Start of Data shown
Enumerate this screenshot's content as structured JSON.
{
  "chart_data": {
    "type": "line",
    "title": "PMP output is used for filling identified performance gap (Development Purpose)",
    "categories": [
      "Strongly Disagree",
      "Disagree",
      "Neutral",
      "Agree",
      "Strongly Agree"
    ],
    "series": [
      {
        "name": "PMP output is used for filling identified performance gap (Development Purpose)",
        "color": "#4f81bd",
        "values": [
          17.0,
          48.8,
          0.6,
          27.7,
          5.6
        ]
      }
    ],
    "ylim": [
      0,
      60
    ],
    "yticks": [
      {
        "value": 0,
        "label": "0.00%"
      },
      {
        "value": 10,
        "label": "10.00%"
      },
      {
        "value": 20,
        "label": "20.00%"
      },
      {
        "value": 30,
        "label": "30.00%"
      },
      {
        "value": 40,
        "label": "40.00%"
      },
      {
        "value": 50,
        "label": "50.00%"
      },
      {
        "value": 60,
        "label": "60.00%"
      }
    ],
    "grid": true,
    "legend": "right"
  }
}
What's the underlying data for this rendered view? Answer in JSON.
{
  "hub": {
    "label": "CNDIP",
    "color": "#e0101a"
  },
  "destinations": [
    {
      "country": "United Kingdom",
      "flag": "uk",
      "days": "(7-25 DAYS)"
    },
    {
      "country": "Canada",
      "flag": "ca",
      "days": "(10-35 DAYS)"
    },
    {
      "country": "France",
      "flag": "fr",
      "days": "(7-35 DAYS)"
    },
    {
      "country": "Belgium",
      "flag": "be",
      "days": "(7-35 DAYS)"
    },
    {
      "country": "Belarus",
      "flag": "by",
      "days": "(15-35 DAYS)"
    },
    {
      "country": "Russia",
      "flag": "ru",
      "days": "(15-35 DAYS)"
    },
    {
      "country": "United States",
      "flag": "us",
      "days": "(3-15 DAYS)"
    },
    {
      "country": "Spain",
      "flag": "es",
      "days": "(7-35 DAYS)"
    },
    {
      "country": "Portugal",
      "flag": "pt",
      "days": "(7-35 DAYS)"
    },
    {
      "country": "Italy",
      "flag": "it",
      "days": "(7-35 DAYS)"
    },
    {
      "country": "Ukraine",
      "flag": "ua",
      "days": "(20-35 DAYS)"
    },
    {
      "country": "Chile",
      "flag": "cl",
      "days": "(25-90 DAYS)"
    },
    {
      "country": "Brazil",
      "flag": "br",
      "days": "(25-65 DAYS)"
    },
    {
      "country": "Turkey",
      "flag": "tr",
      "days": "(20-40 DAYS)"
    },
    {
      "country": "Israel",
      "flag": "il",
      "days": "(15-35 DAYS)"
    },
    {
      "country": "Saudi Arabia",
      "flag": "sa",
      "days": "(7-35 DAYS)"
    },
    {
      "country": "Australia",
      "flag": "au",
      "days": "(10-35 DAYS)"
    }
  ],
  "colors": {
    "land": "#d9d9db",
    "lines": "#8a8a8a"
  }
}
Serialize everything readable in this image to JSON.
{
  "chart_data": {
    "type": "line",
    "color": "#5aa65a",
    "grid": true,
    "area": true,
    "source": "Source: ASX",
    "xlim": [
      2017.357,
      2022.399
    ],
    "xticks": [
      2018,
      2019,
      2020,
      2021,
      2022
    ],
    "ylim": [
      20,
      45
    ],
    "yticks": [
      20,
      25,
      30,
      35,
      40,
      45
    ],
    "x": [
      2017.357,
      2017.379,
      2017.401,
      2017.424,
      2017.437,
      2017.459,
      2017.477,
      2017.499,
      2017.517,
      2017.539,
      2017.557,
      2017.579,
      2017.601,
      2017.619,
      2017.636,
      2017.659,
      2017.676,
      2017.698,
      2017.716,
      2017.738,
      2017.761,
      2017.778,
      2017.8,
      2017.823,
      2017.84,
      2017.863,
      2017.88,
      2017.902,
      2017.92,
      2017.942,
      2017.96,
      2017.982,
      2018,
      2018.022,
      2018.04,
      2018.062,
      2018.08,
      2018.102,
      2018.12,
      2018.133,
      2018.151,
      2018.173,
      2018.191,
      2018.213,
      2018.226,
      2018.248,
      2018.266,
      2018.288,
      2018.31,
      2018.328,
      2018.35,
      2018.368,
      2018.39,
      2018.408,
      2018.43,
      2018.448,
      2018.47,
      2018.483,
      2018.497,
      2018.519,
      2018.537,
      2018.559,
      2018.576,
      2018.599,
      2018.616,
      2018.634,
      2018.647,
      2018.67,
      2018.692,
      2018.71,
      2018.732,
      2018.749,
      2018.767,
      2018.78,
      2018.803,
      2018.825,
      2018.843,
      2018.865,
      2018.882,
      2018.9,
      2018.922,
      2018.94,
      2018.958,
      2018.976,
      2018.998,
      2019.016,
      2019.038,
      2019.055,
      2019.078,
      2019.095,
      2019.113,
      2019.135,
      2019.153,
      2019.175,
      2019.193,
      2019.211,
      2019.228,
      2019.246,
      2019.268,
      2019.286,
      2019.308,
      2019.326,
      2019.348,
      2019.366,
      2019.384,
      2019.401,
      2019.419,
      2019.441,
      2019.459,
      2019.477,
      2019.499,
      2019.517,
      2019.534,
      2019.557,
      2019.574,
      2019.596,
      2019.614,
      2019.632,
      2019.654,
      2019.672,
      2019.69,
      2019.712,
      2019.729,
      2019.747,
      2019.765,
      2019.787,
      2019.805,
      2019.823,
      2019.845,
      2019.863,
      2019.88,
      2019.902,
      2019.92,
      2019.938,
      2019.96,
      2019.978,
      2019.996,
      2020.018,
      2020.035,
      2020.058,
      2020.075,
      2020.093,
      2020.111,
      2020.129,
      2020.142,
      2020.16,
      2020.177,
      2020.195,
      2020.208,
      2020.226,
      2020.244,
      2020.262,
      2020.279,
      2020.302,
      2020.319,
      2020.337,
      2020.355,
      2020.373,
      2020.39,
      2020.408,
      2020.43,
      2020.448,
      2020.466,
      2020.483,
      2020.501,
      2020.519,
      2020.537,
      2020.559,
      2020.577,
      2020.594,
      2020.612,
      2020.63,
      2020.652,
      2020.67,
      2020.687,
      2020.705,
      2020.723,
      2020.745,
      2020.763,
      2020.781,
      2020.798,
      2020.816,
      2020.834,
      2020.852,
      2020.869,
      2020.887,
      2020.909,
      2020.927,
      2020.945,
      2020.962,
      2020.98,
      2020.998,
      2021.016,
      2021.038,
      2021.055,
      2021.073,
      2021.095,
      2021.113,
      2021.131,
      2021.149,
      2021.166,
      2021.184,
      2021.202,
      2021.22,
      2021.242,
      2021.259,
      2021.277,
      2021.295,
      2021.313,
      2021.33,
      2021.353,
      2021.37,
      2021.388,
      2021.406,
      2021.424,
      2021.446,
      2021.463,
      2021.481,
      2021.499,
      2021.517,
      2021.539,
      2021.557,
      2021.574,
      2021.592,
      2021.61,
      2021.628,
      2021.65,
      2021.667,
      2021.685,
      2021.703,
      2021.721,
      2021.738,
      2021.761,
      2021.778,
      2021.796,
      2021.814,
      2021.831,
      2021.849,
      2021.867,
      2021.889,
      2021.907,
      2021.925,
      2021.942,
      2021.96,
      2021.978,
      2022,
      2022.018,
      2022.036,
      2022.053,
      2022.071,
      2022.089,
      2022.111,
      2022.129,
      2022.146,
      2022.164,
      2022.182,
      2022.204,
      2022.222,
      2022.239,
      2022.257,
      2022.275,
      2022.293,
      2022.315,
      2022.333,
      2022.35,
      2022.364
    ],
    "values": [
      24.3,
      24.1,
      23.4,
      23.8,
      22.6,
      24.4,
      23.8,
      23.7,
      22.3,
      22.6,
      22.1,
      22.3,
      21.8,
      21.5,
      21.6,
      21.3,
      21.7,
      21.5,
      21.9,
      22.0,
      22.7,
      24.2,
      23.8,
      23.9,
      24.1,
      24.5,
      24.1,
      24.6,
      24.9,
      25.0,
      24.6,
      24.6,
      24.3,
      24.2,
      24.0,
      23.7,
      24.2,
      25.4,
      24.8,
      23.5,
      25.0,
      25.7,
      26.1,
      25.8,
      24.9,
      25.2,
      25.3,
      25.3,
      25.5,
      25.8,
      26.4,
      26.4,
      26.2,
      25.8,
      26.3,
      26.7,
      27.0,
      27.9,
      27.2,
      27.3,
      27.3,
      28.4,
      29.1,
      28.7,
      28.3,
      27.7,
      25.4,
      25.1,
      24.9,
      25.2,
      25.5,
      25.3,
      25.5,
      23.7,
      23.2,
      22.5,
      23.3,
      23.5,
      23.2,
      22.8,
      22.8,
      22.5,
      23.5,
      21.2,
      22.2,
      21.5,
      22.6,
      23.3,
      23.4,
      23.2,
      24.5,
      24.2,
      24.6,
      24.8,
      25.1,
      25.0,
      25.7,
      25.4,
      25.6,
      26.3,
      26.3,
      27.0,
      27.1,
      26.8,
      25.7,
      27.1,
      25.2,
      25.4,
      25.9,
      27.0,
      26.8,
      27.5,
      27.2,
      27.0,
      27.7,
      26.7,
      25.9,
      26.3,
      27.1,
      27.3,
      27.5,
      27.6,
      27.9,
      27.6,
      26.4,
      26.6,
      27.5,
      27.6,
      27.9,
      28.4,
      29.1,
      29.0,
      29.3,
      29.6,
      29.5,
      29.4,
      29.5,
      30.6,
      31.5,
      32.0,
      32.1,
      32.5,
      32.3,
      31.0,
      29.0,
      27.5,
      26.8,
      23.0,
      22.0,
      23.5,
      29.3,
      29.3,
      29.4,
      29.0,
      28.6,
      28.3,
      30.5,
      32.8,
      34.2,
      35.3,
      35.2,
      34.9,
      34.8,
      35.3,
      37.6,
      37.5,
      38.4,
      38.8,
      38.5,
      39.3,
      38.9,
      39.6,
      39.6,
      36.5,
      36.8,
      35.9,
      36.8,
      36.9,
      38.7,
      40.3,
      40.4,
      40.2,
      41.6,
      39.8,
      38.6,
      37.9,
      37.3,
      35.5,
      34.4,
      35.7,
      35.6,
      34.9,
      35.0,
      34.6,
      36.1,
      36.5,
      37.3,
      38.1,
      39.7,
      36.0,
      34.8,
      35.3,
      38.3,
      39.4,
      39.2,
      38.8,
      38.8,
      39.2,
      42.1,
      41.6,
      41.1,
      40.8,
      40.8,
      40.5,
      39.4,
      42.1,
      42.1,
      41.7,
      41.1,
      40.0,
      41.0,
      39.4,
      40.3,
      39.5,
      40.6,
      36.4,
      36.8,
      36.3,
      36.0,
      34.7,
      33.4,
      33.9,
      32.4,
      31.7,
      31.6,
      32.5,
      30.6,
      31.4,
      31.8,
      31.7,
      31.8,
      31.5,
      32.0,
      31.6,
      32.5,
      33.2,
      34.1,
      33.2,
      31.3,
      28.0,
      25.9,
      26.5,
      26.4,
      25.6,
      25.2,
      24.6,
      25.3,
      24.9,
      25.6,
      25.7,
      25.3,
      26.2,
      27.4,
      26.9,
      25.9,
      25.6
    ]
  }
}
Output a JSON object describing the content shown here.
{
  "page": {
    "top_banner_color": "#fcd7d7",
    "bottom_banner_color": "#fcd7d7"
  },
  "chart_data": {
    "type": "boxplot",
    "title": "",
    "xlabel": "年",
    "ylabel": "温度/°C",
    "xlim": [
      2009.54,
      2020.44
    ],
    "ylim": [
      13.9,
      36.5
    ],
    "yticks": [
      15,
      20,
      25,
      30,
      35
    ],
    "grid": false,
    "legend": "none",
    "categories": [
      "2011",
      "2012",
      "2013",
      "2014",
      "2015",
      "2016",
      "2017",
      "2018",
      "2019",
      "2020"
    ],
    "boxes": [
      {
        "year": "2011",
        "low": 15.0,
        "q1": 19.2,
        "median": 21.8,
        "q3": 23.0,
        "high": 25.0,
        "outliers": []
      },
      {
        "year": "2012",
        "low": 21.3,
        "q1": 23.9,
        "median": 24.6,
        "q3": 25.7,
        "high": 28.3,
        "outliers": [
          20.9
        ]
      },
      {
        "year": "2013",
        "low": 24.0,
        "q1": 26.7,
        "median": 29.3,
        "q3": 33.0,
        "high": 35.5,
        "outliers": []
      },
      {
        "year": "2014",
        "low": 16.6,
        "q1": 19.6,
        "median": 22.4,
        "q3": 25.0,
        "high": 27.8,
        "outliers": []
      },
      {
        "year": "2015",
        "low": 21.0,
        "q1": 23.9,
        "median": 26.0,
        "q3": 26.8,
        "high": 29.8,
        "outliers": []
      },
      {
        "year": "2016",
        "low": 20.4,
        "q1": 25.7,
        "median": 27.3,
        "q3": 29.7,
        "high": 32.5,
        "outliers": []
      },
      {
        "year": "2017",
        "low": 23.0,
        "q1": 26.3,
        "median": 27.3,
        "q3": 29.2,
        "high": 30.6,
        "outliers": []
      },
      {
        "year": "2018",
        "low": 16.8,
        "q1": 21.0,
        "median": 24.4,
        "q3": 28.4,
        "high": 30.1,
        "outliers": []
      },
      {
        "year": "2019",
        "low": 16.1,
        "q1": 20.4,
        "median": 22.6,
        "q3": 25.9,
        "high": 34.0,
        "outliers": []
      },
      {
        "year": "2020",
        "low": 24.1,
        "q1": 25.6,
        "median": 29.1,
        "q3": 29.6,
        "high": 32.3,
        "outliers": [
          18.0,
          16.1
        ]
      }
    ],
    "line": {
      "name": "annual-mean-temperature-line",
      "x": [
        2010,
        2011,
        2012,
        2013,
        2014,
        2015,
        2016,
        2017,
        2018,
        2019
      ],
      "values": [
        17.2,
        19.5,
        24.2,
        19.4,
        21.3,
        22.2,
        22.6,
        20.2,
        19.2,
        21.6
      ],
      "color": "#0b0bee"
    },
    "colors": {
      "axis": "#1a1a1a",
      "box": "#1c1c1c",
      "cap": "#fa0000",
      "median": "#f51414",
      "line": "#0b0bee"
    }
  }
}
End of Data shown
> [What you will do]:
Which lines in the listing above hold the word "content"? Show each of them.

> [Reply]:
Enumerate this screenshot's content as structured JSON.
Output a JSON object describing the content shown here.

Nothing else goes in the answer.